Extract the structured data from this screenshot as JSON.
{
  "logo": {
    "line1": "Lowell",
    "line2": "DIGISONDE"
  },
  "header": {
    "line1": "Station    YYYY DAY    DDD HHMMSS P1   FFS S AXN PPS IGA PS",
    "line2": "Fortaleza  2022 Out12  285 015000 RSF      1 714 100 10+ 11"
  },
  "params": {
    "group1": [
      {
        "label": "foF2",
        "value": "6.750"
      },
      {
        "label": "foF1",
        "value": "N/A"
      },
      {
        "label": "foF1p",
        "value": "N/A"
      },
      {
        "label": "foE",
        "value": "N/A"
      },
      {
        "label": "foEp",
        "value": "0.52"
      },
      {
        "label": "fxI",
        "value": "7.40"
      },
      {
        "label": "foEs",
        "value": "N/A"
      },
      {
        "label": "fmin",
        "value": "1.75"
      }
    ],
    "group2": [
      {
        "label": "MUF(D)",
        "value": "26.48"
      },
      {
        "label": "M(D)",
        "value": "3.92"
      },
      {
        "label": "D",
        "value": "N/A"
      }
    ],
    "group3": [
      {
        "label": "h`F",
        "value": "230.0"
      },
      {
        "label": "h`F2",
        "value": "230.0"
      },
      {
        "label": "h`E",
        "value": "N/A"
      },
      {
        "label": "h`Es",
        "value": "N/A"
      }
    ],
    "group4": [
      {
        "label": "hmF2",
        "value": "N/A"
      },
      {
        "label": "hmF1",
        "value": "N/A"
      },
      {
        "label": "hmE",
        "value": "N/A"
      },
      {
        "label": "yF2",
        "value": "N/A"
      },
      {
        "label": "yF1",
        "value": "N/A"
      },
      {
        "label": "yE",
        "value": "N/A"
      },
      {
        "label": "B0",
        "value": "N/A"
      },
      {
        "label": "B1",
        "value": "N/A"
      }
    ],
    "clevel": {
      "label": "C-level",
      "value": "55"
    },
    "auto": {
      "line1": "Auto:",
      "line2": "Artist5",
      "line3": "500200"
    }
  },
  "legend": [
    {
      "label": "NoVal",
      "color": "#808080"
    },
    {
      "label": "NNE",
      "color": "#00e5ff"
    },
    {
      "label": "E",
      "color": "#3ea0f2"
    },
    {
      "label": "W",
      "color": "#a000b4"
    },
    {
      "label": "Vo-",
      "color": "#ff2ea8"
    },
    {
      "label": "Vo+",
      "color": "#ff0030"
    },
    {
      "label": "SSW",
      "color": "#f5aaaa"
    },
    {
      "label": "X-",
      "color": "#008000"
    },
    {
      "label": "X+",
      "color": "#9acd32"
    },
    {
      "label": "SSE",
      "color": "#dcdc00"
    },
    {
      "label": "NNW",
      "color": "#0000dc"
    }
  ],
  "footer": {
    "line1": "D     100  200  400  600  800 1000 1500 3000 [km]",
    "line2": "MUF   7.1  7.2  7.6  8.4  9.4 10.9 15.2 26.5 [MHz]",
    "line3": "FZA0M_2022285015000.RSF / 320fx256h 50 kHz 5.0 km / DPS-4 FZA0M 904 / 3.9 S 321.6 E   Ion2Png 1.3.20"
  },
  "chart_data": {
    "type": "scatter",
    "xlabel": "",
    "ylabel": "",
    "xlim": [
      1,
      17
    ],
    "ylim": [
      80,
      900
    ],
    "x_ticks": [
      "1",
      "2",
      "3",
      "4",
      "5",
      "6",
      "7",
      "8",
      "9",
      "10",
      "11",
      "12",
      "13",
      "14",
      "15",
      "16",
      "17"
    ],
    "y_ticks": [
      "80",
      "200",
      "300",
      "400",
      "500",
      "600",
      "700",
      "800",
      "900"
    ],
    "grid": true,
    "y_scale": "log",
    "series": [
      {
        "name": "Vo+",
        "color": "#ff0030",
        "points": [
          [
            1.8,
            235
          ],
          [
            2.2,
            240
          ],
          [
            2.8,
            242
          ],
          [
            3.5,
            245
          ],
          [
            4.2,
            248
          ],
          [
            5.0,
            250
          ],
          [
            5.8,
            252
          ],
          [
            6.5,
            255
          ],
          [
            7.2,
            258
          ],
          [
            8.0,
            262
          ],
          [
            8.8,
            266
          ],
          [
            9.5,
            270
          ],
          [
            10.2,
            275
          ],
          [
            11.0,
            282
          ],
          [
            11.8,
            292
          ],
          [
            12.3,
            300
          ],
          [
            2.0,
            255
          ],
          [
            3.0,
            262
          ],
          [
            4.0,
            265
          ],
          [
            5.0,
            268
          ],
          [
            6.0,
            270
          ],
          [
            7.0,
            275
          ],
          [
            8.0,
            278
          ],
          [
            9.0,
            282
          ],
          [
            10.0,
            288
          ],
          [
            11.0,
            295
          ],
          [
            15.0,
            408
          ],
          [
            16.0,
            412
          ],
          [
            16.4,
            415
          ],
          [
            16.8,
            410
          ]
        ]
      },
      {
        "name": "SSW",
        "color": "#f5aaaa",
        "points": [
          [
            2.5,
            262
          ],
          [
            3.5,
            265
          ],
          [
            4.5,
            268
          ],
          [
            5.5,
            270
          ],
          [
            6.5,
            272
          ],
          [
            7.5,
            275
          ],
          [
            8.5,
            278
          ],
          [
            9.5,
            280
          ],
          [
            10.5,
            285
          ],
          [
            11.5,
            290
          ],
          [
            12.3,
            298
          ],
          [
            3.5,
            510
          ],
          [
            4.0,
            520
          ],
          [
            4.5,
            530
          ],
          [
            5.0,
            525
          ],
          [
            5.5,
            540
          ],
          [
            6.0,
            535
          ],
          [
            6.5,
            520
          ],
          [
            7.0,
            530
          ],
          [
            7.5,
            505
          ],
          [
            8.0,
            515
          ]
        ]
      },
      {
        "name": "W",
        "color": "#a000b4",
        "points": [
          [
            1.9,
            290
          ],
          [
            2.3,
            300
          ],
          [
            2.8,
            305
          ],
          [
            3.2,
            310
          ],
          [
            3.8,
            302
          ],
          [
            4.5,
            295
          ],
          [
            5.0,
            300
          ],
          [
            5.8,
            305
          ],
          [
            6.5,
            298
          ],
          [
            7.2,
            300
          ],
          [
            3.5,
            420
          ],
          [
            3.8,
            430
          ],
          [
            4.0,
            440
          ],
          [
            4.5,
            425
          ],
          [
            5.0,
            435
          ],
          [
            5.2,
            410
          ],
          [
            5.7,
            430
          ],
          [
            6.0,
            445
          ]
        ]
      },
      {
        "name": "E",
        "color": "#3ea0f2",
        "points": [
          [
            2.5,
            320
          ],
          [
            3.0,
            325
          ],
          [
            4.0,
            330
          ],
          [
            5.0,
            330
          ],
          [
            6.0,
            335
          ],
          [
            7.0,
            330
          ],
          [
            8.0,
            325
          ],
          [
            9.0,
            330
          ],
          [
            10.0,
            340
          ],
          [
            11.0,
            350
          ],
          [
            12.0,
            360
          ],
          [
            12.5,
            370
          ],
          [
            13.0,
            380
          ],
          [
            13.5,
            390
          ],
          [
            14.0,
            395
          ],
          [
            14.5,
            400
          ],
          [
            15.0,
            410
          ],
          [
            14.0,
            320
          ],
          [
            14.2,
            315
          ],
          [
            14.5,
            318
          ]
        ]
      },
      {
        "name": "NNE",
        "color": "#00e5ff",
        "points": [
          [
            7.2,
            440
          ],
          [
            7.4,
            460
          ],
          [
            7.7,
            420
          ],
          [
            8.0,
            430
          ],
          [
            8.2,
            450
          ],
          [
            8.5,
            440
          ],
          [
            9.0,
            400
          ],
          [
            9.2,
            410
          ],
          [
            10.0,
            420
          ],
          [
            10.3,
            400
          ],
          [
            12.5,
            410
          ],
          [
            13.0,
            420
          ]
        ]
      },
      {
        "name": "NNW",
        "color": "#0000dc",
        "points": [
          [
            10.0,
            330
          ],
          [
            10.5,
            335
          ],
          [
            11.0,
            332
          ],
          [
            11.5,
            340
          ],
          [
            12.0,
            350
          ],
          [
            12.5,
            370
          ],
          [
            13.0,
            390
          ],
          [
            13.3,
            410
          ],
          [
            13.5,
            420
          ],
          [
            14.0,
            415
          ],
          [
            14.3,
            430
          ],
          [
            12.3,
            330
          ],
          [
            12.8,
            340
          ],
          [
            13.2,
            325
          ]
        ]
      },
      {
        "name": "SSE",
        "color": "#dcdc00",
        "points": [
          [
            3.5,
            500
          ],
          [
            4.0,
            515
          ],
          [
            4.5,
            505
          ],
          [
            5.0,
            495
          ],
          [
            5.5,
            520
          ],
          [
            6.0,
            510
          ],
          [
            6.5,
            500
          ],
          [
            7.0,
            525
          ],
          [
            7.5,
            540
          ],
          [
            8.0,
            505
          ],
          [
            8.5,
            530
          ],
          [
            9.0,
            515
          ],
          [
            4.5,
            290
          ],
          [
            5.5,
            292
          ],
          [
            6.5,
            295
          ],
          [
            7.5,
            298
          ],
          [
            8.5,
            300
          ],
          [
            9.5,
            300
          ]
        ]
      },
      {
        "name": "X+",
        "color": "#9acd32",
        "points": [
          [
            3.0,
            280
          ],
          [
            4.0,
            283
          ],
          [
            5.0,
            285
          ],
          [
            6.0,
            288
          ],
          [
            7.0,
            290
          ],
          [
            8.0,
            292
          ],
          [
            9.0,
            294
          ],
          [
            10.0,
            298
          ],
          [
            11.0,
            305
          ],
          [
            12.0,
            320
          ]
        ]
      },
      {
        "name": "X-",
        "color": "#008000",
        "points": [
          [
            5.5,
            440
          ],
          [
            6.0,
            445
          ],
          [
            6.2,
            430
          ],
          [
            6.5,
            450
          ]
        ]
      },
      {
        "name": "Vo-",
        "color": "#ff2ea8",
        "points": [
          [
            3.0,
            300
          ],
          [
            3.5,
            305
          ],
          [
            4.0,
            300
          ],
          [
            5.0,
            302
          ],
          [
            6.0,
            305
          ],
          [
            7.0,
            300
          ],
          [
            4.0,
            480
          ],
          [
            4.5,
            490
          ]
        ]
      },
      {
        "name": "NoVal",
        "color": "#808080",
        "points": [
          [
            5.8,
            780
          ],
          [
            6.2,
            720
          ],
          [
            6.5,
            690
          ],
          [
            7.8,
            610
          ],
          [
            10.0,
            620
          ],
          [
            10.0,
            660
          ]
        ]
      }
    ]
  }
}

··········

**Brief**
Copy each line above where the string "name" occurs.

**Result of the exercise**
        "name": "Vo+",
        "name": "SSW",
        "name": "W",
        "name": "E",
        "name": "NNE",
        "name": "NNW",
        "name": "SSE",
        "name": "X+",
        "name": "X-",
        "name": "Vo-",
        "name": "NoVal",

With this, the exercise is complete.